▸ **What to produce**:
Could you repeat the records below exactly, leaving out any pictures?

▸ **Recorded information**:
══════

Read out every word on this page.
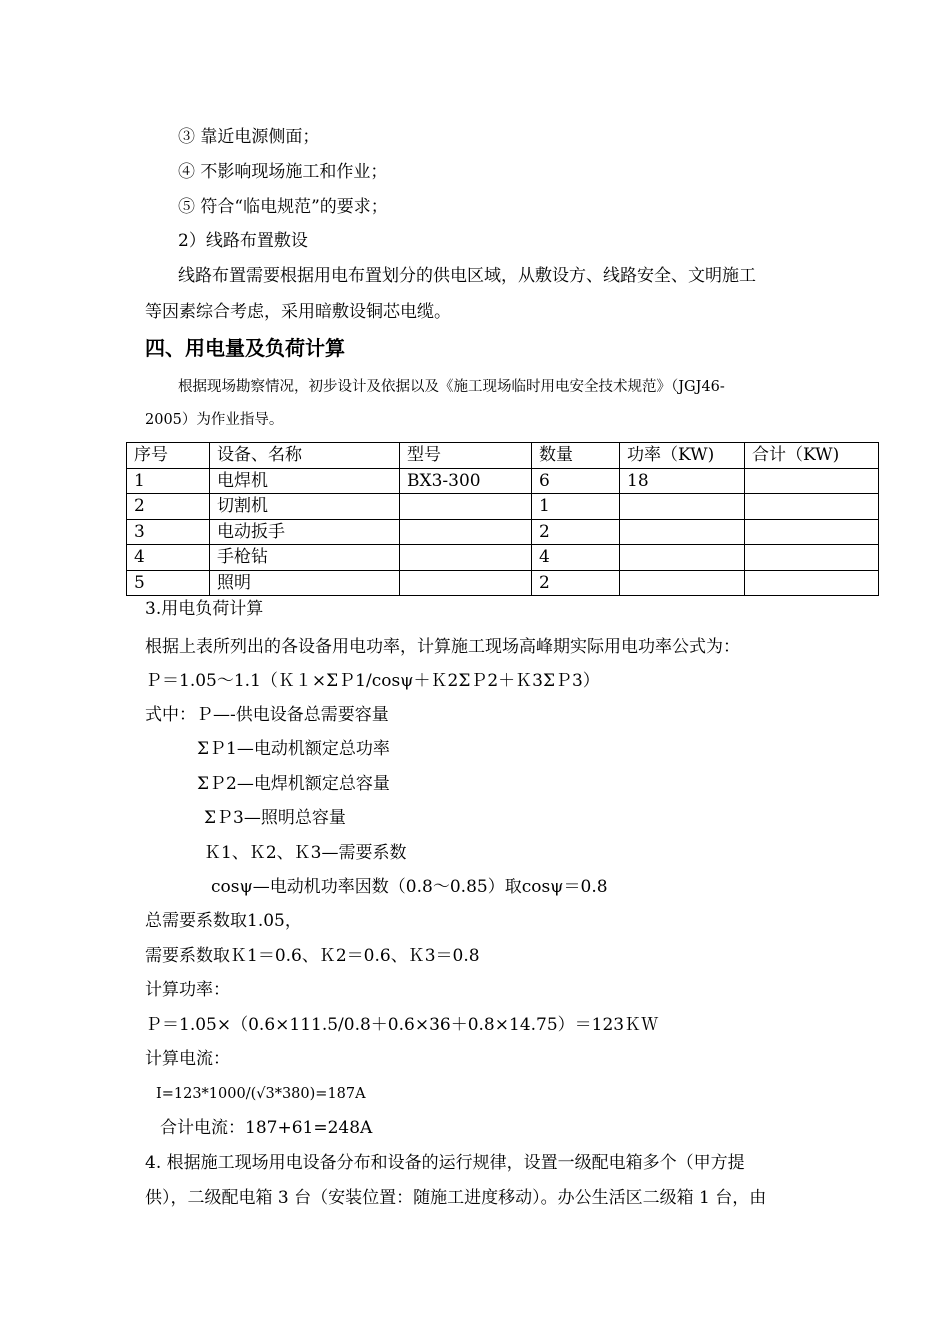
③ 靠近电源侧面；
④ 不影响现场施工和作业；
⑤ 符合“临电规范”的要求；
2）线路布置敷设
线路布置需要根据用电布置划分的供电区域，从敷设方、线路安全、文明施工
等因素综合考虑，采用暗敷设铜芯电缆。
四、用电量及负荷计算
根据现场勘察情况，初步设计及依据以及《施工现场临时用电安全技术规范》（JGJ46-
2005）为作业指导。
序号	设备、名称	型号	数量	功率（KW)	合计（KW)
1	电焊机	BX3-300	6	18	
2	切割机		1		
3	电动扳手		2		
4	手枪钻		4		
5	照明		2		
3.用电负荷计算
根据上表所列出的各设备用电功率，计算施工现场高峰期实际用电功率公式为：
Ｐ＝1.05～1.1（Ｋ１×ΣＰ1/cosψ＋Ｋ2ΣＰ2＋Ｋ3ΣＰ3）
式中：Ｐ—-供电设备总需要容量
ΣＰ1—电动机额定总功率
ΣＰ2—电焊机额定总容量
ΣＰ3—照明总容量
Ｋ1、Ｋ2、Ｋ3—需要系数
cosψ—电动机功率因数（0.8～0.85）取cosψ＝0.8
总需要系数取1.05，
需要系数取Ｋ1＝0.6、Ｋ2＝0.6、Ｋ3＝0.8
计算功率：
Ｐ＝1.05×（0.6×111.5/0.8＋0.6×36＋0.8×14.75）＝123ＫＷ
计算电流：
I=123*1000/(√3*380)=187A
合计电流：187+61=248A
4. 根据施工现场用电设备分布和设备的运行规律，设置一级配电箱多个（甲方提
供），二级配电箱 3 台（安装位置：随施工进度移动）。办公生活区二级箱 1 台，由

══════

▸ **In response**:
Read out every word on this page.
③ 靠近电源侧面；
④ 不影响现场施工和作业；
⑤ 符合“临电规范”的要求；
2）线路布置敷设
线路布置需要根据用电布置划分的供电区域，从敷设方、线路安全、文明施工
等因素综合考虑，采用暗敷设铜芯电缆。
四、用电量及负荷计算
根据现场勘察情况，初步设计及依据以及《施工现场临时用电安全技术规范》（JGJ46-
2005）为作业指导。
序号	设备、名称	型号	数量	功率（KW)	合计（KW)
1	电焊机	BX3-300	6	18	
2	切割机		1		
3	电动扳手		2		
4	手枪钻		4		
5	照明		2		
3.用电负荷计算
根据上表所列出的各设备用电功率，计算施工现场高峰期实际用电功率公式为：
Ｐ＝1.05～1.1（Ｋ１×ΣＰ1/cosψ＋Ｋ2ΣＰ2＋Ｋ3ΣＰ3）
式中：Ｐ—-供电设备总需要容量
ΣＰ1—电动机额定总功率
ΣＰ2—电焊机额定总容量
ΣＰ3—照明总容量
Ｋ1、Ｋ2、Ｋ3—需要系数
cosψ—电动机功率因数（0.8～0.85）取cosψ＝0.8
总需要系数取1.05，
需要系数取Ｋ1＝0.6、Ｋ2＝0.6、Ｋ3＝0.8
计算功率：
Ｐ＝1.05×（0.6×111.5/0.8＋0.6×36＋0.8×14.75）＝123ＫＷ
计算电流：
I=123*1000/(√3*380)=187A
合计电流：187+61=248A
4. 根据施工现场用电设备分布和设备的运行规律，设置一级配电箱多个（甲方提
供），二级配电箱 3 台（安装位置：随施工进度移动）。办公生活区二级箱 1 台，由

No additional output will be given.